> WHAT YOU HAVE TO DO
Show each line of the data below that has the string "image" in it.

> RECORDS SHOWN
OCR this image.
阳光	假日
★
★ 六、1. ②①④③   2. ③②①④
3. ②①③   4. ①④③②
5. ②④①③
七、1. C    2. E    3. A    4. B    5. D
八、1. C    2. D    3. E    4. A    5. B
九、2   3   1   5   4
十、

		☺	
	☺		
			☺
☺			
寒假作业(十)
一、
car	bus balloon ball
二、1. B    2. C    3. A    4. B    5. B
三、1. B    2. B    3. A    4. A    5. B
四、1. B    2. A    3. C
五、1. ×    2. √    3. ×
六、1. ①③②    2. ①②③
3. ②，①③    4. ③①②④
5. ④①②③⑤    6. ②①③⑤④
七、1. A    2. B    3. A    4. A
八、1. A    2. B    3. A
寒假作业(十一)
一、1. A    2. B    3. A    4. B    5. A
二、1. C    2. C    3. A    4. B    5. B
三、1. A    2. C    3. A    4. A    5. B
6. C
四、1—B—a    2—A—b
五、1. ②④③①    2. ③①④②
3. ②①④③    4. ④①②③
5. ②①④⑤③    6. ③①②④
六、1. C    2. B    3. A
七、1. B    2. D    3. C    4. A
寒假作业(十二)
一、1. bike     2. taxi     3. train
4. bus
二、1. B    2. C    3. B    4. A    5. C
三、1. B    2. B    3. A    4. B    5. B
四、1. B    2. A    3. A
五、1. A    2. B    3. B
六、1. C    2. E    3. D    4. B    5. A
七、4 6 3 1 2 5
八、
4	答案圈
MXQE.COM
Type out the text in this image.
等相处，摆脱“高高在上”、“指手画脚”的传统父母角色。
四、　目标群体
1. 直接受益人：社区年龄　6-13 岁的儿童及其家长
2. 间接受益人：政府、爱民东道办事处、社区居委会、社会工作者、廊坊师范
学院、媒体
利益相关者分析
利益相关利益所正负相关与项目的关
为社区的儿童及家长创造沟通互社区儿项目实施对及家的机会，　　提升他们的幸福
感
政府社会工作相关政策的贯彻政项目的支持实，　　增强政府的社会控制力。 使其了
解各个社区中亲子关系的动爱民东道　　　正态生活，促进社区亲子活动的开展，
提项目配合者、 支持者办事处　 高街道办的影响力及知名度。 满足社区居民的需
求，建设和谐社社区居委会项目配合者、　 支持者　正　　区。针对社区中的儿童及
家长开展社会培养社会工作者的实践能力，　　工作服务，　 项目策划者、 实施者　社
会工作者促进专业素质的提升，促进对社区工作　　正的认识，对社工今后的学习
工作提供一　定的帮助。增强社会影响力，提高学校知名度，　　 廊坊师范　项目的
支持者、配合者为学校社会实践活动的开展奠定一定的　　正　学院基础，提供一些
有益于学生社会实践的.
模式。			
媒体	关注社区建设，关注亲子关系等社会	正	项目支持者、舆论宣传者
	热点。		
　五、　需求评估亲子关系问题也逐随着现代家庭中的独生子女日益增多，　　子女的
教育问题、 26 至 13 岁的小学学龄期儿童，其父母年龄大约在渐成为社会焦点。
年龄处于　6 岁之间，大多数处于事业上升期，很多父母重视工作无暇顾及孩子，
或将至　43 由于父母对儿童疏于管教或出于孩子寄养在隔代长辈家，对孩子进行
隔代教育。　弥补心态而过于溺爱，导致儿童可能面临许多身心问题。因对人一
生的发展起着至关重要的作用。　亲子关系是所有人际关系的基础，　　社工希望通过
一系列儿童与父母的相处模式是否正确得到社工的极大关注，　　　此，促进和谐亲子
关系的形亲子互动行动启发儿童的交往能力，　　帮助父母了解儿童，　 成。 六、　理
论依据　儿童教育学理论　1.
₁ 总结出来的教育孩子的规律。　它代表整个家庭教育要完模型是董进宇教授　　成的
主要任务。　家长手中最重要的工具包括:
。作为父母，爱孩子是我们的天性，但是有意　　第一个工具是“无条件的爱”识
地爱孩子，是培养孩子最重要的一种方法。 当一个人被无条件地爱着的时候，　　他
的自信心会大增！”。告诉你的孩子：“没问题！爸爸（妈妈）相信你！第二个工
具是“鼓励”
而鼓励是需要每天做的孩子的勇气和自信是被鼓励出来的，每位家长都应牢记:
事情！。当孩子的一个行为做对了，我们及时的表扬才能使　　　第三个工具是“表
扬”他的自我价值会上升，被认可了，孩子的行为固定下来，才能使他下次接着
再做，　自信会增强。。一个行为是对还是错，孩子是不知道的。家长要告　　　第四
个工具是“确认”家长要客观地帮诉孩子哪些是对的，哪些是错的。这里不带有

> CORRECT ANSWER
OCR this image.
Type out the text in this image.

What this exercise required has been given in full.